[THE REQUEST] Can you print the material verbatim, from its first line up to and including the line with "price-data-label: $10607 (624, 260, 659, 272)"?

[PROVIDED RECORDS]

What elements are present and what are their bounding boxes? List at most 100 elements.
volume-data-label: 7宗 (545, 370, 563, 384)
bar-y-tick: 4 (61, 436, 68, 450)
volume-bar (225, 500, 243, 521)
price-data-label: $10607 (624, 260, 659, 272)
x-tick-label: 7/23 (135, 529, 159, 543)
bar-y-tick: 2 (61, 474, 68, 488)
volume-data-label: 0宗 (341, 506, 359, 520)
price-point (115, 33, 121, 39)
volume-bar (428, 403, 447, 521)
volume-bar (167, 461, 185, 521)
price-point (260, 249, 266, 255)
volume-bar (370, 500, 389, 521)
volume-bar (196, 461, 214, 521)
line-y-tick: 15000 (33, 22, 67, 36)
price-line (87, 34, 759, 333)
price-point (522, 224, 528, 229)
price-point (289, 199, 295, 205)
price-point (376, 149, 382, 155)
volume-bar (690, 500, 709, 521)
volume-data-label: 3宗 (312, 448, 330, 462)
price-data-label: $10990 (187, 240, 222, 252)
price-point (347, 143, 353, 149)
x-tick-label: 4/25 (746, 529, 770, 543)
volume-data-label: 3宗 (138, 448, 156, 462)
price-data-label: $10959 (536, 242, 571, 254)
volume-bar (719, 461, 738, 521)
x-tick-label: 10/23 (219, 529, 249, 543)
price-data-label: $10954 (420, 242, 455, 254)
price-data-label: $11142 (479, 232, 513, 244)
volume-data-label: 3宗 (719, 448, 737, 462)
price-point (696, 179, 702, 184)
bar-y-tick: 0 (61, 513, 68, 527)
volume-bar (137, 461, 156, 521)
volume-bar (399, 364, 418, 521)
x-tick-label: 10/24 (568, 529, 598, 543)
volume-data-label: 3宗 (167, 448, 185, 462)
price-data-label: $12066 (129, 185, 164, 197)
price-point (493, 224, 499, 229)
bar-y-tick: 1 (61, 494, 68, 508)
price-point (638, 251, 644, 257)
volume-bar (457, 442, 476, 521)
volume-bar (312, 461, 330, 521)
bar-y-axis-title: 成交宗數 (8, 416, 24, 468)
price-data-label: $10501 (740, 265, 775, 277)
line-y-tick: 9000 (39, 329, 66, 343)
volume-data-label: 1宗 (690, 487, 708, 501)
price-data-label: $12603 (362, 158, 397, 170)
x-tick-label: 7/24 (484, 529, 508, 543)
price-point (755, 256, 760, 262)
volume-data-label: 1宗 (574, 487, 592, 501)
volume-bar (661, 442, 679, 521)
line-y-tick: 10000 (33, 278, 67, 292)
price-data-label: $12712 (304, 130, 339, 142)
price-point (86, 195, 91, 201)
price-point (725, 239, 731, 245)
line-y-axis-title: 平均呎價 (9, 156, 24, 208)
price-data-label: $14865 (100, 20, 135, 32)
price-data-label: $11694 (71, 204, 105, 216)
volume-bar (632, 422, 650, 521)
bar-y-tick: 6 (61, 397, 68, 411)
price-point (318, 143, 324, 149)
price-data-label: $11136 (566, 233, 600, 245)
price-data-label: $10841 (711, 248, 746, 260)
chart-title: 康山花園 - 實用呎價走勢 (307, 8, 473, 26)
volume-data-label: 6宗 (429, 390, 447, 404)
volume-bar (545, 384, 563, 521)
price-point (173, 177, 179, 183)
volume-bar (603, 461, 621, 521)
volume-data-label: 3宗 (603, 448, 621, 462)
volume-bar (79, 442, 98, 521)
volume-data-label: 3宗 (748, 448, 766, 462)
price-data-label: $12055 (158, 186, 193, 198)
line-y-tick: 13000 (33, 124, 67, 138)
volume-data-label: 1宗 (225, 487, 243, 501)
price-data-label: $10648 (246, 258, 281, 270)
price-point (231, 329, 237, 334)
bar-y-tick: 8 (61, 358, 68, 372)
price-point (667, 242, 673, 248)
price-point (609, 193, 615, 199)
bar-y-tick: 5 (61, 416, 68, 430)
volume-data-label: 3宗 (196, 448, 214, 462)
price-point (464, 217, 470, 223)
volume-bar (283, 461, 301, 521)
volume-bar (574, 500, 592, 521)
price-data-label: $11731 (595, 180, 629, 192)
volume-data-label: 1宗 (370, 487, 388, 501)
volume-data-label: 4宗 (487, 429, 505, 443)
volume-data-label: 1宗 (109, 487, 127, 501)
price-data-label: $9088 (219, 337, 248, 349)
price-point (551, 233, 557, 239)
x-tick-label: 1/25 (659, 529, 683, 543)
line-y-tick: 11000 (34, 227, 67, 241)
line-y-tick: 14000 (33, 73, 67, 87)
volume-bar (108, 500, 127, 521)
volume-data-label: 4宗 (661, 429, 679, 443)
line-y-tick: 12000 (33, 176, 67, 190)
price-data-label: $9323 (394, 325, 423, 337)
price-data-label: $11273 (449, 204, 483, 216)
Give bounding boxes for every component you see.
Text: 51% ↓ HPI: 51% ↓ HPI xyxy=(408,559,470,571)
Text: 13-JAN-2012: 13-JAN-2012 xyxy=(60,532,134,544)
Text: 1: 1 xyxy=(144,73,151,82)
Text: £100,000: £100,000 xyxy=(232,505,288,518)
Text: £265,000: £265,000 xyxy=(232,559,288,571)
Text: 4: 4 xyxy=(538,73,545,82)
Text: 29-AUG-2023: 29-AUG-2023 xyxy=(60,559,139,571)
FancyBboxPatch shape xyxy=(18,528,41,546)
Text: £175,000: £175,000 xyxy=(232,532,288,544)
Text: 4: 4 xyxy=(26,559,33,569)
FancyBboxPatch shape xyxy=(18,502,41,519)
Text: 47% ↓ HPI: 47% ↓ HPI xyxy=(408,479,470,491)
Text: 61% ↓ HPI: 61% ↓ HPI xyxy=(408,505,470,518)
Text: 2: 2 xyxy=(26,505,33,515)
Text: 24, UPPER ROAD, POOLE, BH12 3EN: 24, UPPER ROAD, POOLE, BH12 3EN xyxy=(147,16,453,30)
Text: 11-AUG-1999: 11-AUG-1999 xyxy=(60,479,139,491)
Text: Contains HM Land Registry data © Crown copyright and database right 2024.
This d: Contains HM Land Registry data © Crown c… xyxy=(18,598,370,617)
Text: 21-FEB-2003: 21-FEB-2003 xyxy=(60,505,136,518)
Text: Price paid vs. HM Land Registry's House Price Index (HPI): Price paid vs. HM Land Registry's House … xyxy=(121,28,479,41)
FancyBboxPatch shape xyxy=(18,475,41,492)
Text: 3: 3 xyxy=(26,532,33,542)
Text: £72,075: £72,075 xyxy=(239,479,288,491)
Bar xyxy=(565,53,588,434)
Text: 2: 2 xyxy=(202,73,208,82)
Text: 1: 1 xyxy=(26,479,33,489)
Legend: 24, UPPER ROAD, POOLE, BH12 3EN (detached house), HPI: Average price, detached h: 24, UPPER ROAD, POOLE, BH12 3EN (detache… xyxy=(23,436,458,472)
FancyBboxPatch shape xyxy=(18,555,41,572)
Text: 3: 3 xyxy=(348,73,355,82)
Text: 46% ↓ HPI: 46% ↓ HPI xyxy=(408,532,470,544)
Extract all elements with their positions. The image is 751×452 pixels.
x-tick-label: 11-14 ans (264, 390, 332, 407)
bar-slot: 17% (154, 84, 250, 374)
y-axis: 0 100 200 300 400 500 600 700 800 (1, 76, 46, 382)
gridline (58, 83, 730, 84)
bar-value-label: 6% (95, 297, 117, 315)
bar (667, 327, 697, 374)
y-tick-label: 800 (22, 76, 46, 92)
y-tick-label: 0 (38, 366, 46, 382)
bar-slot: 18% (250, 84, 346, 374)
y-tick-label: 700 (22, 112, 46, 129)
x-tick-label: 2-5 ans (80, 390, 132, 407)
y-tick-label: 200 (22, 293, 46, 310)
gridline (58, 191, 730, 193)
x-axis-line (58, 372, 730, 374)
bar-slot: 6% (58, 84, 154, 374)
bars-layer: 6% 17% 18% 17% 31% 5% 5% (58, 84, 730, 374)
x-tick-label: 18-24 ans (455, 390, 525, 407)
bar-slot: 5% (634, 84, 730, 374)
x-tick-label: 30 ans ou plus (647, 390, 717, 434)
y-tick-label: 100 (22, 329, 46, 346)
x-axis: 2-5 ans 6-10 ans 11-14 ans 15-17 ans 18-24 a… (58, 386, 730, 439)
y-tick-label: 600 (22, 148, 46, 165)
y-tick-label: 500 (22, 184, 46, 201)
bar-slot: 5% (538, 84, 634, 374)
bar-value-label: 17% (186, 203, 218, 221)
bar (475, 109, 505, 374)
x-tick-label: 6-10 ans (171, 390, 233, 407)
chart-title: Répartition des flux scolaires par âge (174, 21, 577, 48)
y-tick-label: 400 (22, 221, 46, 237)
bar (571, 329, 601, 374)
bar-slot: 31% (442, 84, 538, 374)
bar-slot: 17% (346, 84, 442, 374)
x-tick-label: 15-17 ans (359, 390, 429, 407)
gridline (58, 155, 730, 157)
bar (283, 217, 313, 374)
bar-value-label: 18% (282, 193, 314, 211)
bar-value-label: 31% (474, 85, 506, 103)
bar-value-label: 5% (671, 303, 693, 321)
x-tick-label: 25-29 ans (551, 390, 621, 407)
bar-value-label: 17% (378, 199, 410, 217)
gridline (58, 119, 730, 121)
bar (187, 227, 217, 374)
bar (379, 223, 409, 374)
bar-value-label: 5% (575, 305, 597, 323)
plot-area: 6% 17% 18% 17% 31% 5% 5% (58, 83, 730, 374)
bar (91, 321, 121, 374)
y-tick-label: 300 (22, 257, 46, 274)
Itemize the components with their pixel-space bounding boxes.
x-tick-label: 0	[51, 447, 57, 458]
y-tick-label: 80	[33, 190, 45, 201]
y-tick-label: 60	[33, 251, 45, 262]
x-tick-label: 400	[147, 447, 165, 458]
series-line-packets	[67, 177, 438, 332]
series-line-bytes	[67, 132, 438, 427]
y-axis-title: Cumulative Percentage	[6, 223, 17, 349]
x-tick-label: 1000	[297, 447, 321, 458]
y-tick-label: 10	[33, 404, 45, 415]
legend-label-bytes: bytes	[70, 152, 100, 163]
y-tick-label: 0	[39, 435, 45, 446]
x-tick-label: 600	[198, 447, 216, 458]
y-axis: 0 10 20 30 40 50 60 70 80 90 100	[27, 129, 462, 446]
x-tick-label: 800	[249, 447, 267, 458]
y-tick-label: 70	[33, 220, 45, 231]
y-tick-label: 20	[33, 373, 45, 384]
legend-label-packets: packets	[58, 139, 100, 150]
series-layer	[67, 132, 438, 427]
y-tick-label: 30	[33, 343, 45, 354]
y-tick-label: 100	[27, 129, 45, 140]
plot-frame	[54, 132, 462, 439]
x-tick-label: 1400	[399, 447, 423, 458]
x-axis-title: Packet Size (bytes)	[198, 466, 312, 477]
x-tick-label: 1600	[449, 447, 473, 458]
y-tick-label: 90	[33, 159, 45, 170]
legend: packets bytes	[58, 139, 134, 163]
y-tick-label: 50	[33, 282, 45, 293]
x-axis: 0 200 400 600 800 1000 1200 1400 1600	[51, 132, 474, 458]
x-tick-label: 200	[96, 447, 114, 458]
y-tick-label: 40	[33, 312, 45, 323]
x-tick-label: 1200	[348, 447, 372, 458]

[SOLUTION]
What elements are present and what are their bounding boxes? List at most 100 elements.
volume-data-label: 7宗 (545, 370, 563, 384)
bar-y-tick: 4 (61, 436, 68, 450)
volume-bar (225, 500, 243, 521)
price-data-label: $10607 (624, 260, 659, 272)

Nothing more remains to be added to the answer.